Records to use:
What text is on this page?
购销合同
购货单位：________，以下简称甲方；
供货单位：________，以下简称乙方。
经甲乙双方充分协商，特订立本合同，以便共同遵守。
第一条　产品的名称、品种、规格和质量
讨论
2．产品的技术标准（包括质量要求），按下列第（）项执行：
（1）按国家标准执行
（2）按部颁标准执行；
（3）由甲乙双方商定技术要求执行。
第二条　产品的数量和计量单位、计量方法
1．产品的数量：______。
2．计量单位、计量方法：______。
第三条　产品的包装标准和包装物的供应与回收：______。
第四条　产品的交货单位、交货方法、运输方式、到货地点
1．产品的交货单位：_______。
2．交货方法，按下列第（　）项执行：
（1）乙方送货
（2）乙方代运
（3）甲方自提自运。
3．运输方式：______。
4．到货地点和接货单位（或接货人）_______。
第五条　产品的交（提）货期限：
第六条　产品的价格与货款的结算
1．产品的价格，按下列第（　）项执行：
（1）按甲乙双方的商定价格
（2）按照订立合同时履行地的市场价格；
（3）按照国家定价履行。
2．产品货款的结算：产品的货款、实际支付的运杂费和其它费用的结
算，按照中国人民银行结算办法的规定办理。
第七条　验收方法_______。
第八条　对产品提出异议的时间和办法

Description of the task: Pull every line containing "产品的交货单位" out of the records.

Right answer:
第四条　产品的交货单位、交货方法、运输方式、到货地点
1．产品的交货单位：_______。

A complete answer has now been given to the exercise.